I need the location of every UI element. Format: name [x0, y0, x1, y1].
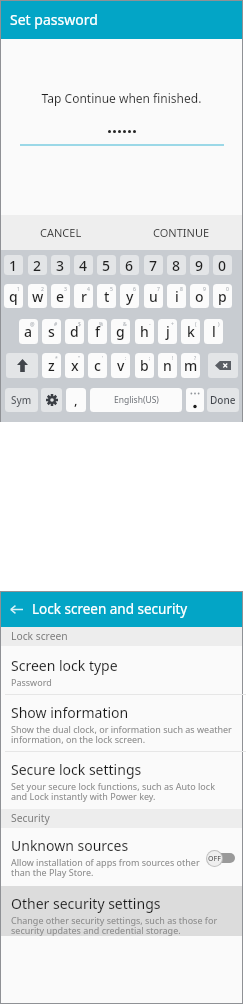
- staticText: 6: [133, 286, 136, 293]
- staticText: Other security settings: [11, 894, 161, 913]
- button[interactable]: i: [167, 284, 186, 308]
- button[interactable]: Backspace: [208, 353, 238, 378]
- button[interactable]: q: [4, 284, 23, 308]
- button[interactable]: Sym: [5, 388, 38, 412]
- staticText: Show the dual clock, or information such…: [11, 723, 232, 745]
- button[interactable]: p: [213, 284, 232, 308]
- staticText: English(US): [114, 394, 159, 406]
- button[interactable]: Set password: [1, 1, 242, 39]
- staticText: 8: [180, 286, 183, 293]
- button[interactable]: w: [28, 284, 47, 308]
- button[interactable]: ,: [66, 388, 86, 412]
- staticText: v: [117, 356, 125, 375]
- staticText: u: [149, 287, 158, 306]
- staticText: m: [184, 356, 198, 375]
- staticText: x: [71, 356, 79, 375]
- button[interactable]: 0: [213, 255, 232, 275]
- button[interactable]: Unknown sources off: [206, 848, 235, 868]
- button[interactable]: Back: [1, 592, 242, 627]
- button[interactable]: h: [135, 319, 154, 344]
- button[interactable]: n: [158, 353, 177, 378]
- button[interactable]: d: [65, 319, 84, 344]
- button[interactable]: a: [19, 319, 38, 344]
- button[interactable]: Show information: [1, 695, 242, 755]
- staticText: Change other security settings, such as …: [11, 914, 218, 936]
- staticText: 1: [17, 286, 20, 293]
- button[interactable]: o: [190, 284, 209, 308]
- button[interactable]: 5: [97, 255, 116, 275]
- staticText: 8: [172, 256, 181, 275]
- button[interactable]: l: [204, 319, 223, 344]
- button[interactable]: m: [181, 353, 200, 378]
- button[interactable]: CANCEL: [1, 215, 121, 250]
- staticText: k: [187, 322, 195, 341]
- staticText: Show information: [11, 703, 129, 722]
- button[interactable]: g: [111, 319, 130, 344]
- staticText: 3: [56, 256, 65, 275]
- button[interactable]: Secure lock settings: [1, 752, 242, 812]
- button[interactable]: t: [97, 284, 116, 308]
- staticText: Tap Continue when finished.: [1, 90, 242, 106]
- staticText: r: [81, 287, 87, 306]
- button[interactable]: z: [42, 353, 61, 378]
- button[interactable]: j: [158, 319, 177, 344]
- staticText: 9: [203, 286, 206, 293]
- staticText: CANCEL: [40, 225, 82, 240]
- staticText: $: [78, 321, 81, 328]
- button[interactable]: Back: [1, 592, 32, 627]
- staticText: q: [9, 287, 18, 306]
- staticText: !: [172, 355, 174, 362]
- staticText: +: [171, 321, 174, 328]
- button[interactable]: 6: [120, 255, 139, 275]
- button[interactable]: e: [51, 284, 70, 308]
- button[interactable]: v: [111, 353, 130, 378]
- button[interactable]: 3: [51, 255, 70, 275]
- button[interactable]: s: [42, 319, 61, 344]
- staticText: 7: [149, 256, 158, 275]
- button[interactable]: f: [88, 319, 107, 344]
- button[interactable]: Unknown sources: [1, 828, 242, 888]
- staticText: 3: [64, 286, 67, 293]
- button[interactable]: 2: [28, 255, 47, 275]
- staticText: 2: [41, 286, 44, 293]
- staticText: CONTINUE: [153, 225, 210, 240]
- staticText: 9: [195, 256, 204, 275]
- staticText: h: [140, 322, 149, 341]
- staticText: %: [99, 321, 104, 328]
- staticText: n: [163, 356, 172, 375]
- button[interactable]: y: [120, 284, 139, 308]
- staticText: Done: [210, 393, 236, 407]
- staticText: e: [56, 287, 65, 306]
- staticText: Set your secure lock functions, such as …: [11, 780, 215, 802]
- staticText: ;: [149, 355, 151, 362]
- staticText: &: [123, 321, 127, 328]
- button[interactable]: 8: [167, 255, 186, 275]
- button[interactable]: b: [135, 353, 154, 378]
- staticText: Sym: [11, 393, 32, 407]
- button[interactable]: c: [88, 353, 107, 378]
- button[interactable]: English(US): [90, 388, 182, 412]
- button[interactable]: x: [65, 353, 84, 378]
- button[interactable]: u: [144, 284, 163, 308]
- button[interactable]: 4: [74, 255, 93, 275]
- staticText: c: [94, 356, 101, 375]
- button[interactable]: k: [181, 319, 200, 344]
- button[interactable]: Done: [207, 388, 239, 412]
- button[interactable]: Keyboard settings: [41, 388, 62, 412]
- staticText: Screen lock type: [11, 656, 118, 675]
- staticText: -: [149, 321, 151, 328]
- button[interactable]: r: [74, 284, 93, 308]
- button[interactable]: 9: [190, 255, 209, 275]
- staticText: 6: [125, 256, 134, 275]
- staticText: Lock screen and security: [32, 600, 188, 618]
- staticText: #: [54, 321, 58, 328]
- button[interactable]: CONTINUE: [121, 215, 242, 250]
- button[interactable]: Other security settings: [1, 886, 242, 946]
- staticText: Secure lock settings: [11, 760, 142, 779]
- button[interactable]: [186, 388, 204, 412]
- button[interactable]: 7: [144, 255, 163, 275]
- button[interactable]: Screen lock type: [1, 648, 242, 698]
- button[interactable]: 1: [4, 255, 23, 275]
- button[interactable]: Shift: [6, 353, 38, 378]
- staticText: 2: [33, 256, 42, 275]
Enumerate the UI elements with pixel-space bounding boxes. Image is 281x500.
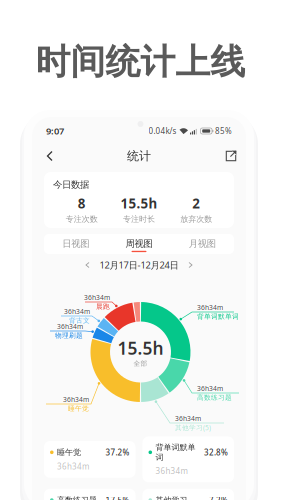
- staticText: 日视图: [62, 238, 89, 249]
- staticText: 高数练习题: [57, 495, 97, 500]
- staticText: 专注次数: [66, 214, 98, 224]
- button[interactable]: 其他学习: [142, 489, 234, 500]
- staticText: 85%: [215, 126, 232, 136]
- button[interactable]: 日视图: [44, 236, 107, 252]
- staticText: 晨跑: [96, 302, 110, 311]
- button[interactable]: Back: [41, 147, 59, 165]
- staticText: 15.5h: [118, 336, 164, 359]
- staticText: 背单词默单词: [197, 312, 239, 321]
- staticText: 周视图: [126, 238, 152, 249]
- button[interactable]: 月视图: [171, 236, 234, 252]
- staticText: 36h34m: [63, 395, 89, 404]
- staticText: 36h34m: [64, 307, 90, 316]
- button[interactable]: Share: [225, 150, 237, 162]
- staticText: 时间统计上线: [36, 41, 246, 83]
- staticText: 睡午觉: [57, 447, 81, 457]
- staticText: 0.04k/s: [148, 126, 176, 136]
- staticText: 统计: [127, 149, 151, 163]
- staticText: 其他学习: [156, 495, 188, 500]
- staticText: 17.5%: [106, 495, 130, 500]
- staticText: 全部: [134, 359, 148, 368]
- staticText: 37.2%: [106, 447, 130, 458]
- staticText: 8: [78, 194, 86, 212]
- staticText: 专注时长: [123, 214, 155, 224]
- staticText: 2: [192, 194, 200, 212]
- staticText: 36h34m: [175, 414, 201, 423]
- button[interactable]: Next period: [186, 260, 196, 270]
- staticText: 32.8%: [204, 447, 228, 458]
- staticText: 睡午觉: [68, 404, 89, 413]
- staticText: 今日数据: [53, 179, 89, 190]
- button[interactable]: 高数练习题: [44, 489, 136, 500]
- staticText: 9:07: [46, 125, 64, 137]
- staticText: 背单词默单词: [156, 442, 196, 462]
- staticText: 36h34m: [156, 466, 188, 476]
- staticText: 15.5h: [120, 194, 158, 212]
- staticText: 36h34m: [84, 293, 110, 302]
- staticText: 12月17日-12月24日: [100, 259, 178, 271]
- staticText: 物理刷题: [55, 332, 83, 340]
- staticText: 其他学习(5): [175, 423, 211, 432]
- staticText: 背古文: [69, 316, 90, 325]
- staticText: 7.2%: [209, 495, 228, 500]
- staticText: 高数练习题: [197, 394, 232, 402]
- staticText: 36h34m: [197, 384, 223, 393]
- staticText: 36h34m: [197, 303, 223, 312]
- button[interactable]: 背单词默单词: [142, 436, 234, 482]
- staticText: 放弃次数: [180, 214, 212, 224]
- staticText: 36h34m: [57, 461, 89, 472]
- staticText: 36h34m: [57, 322, 83, 331]
- button[interactable]: 睡午觉: [44, 441, 136, 478]
- button[interactable]: Previous period: [82, 260, 92, 270]
- button[interactable]: 周视图: [107, 236, 171, 252]
- staticText: 月视图: [189, 238, 216, 249]
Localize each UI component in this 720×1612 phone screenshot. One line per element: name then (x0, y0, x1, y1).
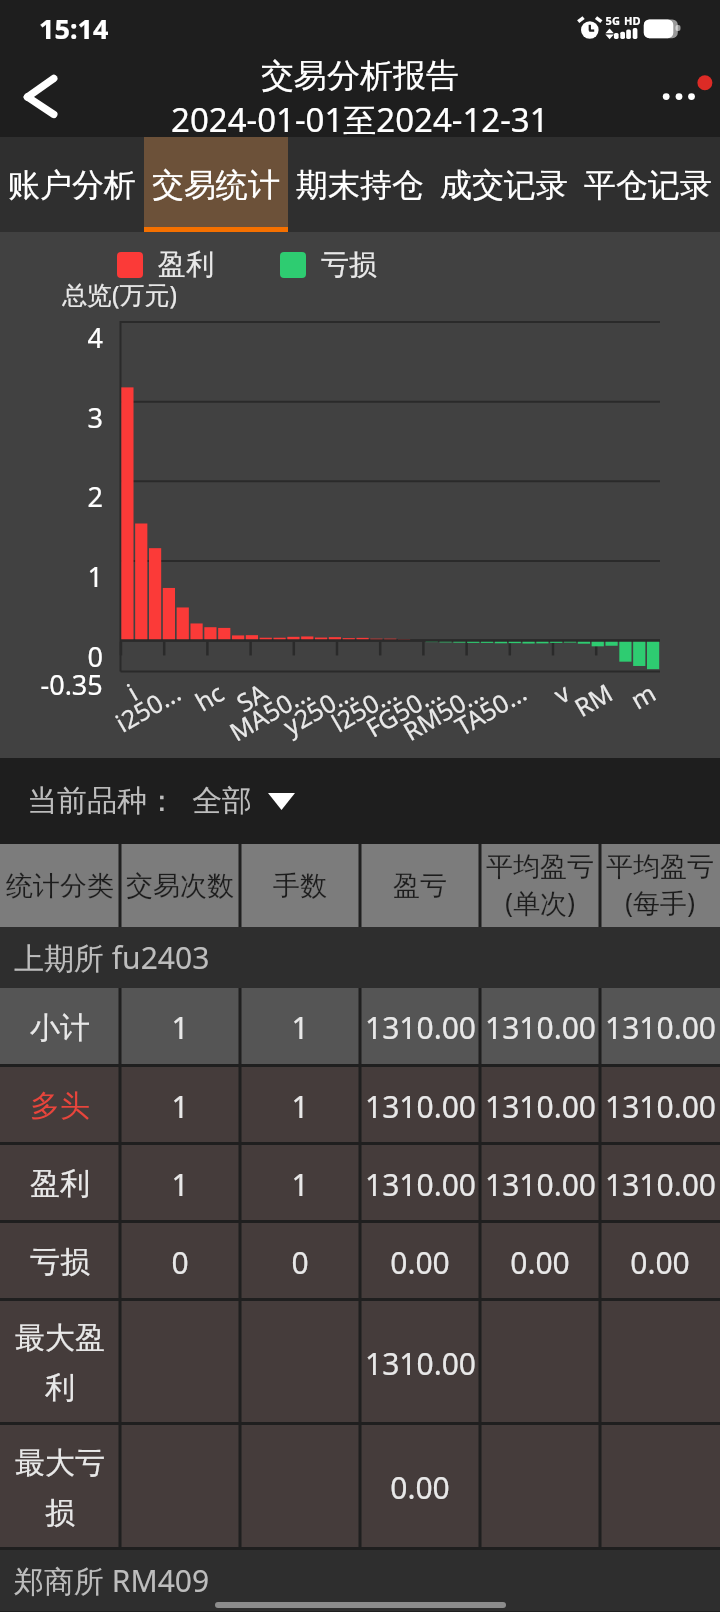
staticText: 盈利 (30, 1165, 90, 1203)
staticText: 1310.00 (605, 1086, 716, 1127)
button[interactable]: 郑商所 RM409 (14, 1550, 720, 1611)
staticText: 全部 (192, 782, 252, 820)
staticText: 交易分析报告 (261, 55, 459, 97)
staticText: 上期所 fu2403 (14, 937, 210, 978)
staticText: 盈亏 (393, 869, 447, 903)
staticText: 平均盈亏 (每手) (606, 850, 714, 921)
button[interactable]: 统计分类 (0, 844, 120, 927)
staticText: 手数 (273, 869, 327, 903)
staticText: 1 (171, 1007, 189, 1048)
staticText: 1310.00 (365, 1086, 476, 1127)
staticText: 郑商所 RM409 (14, 1560, 210, 1601)
staticText: 1310.00 (365, 1007, 476, 1048)
button[interactable]: 期末持仓 (288, 137, 432, 232)
staticText: 账户分析 (8, 165, 136, 205)
staticText: 1310.00 (485, 1007, 596, 1048)
staticText: 平均盈亏 (单次) (486, 850, 594, 921)
staticText: 1 (291, 1164, 309, 1205)
staticText: 2024-01-01至2024-12-31 (171, 97, 549, 136)
staticText: 1 (171, 1164, 189, 1205)
staticText: 0.00 (510, 1242, 570, 1283)
staticText: 小计 (30, 1009, 90, 1047)
staticText: 亏损 (321, 247, 377, 282)
button[interactable]: 成交记录 (432, 137, 576, 232)
staticText: 多头 (30, 1087, 90, 1125)
staticText: 1 (171, 1086, 189, 1127)
button[interactable]: 账户分析 (0, 137, 144, 232)
staticText: 1 (291, 1007, 309, 1048)
staticText: 1310.00 (365, 1164, 476, 1205)
staticText: 0.00 (390, 1467, 450, 1508)
staticText: 0 (291, 1242, 309, 1283)
staticText: 0.00 (390, 1242, 450, 1283)
button[interactable]: 小计 (0, 988, 720, 1067)
button[interactable]: 上期所 fu2403 (14, 927, 720, 988)
staticText: 成交记录 (440, 165, 568, 205)
staticText: 盈利 (158, 247, 214, 282)
staticText: 0 (171, 1242, 189, 1283)
staticText: 期末持仓 (296, 165, 424, 205)
button[interactable]: More options (624, 56, 720, 137)
button[interactable]: 当前品种： (27, 758, 720, 844)
staticText: 当前品种： (27, 782, 177, 820)
staticText: 1310.00 (485, 1164, 596, 1205)
button[interactable]: 手数 (240, 844, 360, 927)
staticText: 交易统计 (152, 165, 280, 205)
staticText: 1310.00 (605, 1164, 716, 1205)
staticText: 亏损 (30, 1243, 90, 1281)
staticText: 最大亏 损 (15, 1444, 105, 1532)
staticText: 统计分类 (6, 869, 114, 903)
staticText: 最大盈 利 (15, 1319, 105, 1407)
button[interactable]: 亏损 (0, 1223, 720, 1301)
button[interactable]: 盈亏 (360, 844, 480, 927)
button[interactable]: 平仓记录 (576, 137, 720, 232)
button[interactable]: 多头 (0, 1067, 720, 1145)
button[interactable]: 平均盈亏 (每手) (600, 844, 720, 927)
staticText: 总览(万元) (62, 277, 178, 311)
button[interactable]: 平均盈亏 (单次) (480, 844, 600, 927)
button[interactable]: Back (0, 56, 81, 137)
button[interactable]: 最大亏 损 (0, 1425, 720, 1550)
staticText: 交易次数 (126, 869, 234, 903)
staticText: 15:14 (39, 10, 109, 47)
staticText: 1 (291, 1086, 309, 1127)
staticText: 1310.00 (485, 1086, 596, 1127)
staticText: 平仓记录 (584, 165, 712, 205)
staticText: 1310.00 (365, 1343, 476, 1384)
button[interactable]: 交易次数 (120, 844, 240, 927)
button[interactable]: 最大盈 利 (0, 1301, 720, 1425)
button[interactable]: 盈利 (0, 1145, 720, 1223)
button[interactable]: 交易统计 (144, 137, 288, 232)
staticText: 0.00 (630, 1242, 690, 1283)
staticText: 1310.00 (605, 1007, 716, 1048)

To do
Reproduce verbatim the lines beginning with the line that contains "- staticText: 6: [133, 286, 136, 293]" and ending with the line that contains "- staticText: m: [184, 356, 198, 375]", including both of those lines.

Final result
- staticText: 6: [133, 286, 136, 293]
- staticText: Other security settings: [11, 894, 161, 913]
- button[interactable]: i: [167, 284, 186, 308]
- button[interactable]: Backspace: [208, 353, 238, 378]
- button[interactable]: q: [4, 284, 23, 308]
- button[interactable]: Sym: [5, 388, 38, 412]
- staticText: Show the dual clock, or information such…: [11, 723, 232, 745]
- button[interactable]: p: [213, 284, 232, 308]
- staticText: English(US): [114, 394, 159, 406]
- button[interactable]: Set password: [1, 1, 242, 39]
- staticText: 8: [180, 286, 183, 293]
- button[interactable]: w: [28, 284, 47, 308]
- button[interactable]: ,: [66, 388, 86, 412]
- staticText: v: [117, 356, 125, 375]
- staticText: u: [149, 287, 158, 306]
- staticText: m: [184, 356, 198, 375]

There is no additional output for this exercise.